(Excerpts from a figure dataset)
_ _ _ _
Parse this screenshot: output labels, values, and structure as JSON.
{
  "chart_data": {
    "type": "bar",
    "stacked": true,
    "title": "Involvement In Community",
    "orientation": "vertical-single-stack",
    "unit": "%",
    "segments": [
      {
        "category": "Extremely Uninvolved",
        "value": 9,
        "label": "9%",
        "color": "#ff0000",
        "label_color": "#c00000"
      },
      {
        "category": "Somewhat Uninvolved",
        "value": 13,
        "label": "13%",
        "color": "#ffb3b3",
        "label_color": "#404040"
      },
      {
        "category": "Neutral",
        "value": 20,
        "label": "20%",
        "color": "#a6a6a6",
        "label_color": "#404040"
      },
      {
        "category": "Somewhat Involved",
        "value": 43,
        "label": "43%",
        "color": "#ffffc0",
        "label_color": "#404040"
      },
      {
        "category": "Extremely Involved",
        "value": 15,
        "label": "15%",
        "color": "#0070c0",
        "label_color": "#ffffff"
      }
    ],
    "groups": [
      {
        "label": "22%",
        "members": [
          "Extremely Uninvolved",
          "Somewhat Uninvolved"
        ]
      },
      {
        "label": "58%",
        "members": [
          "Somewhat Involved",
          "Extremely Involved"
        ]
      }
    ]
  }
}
_ _ _ _
** Exercise description **
Tell how many lines of the data include the word "Uninvolved", and nothing else.

** Complete output **
4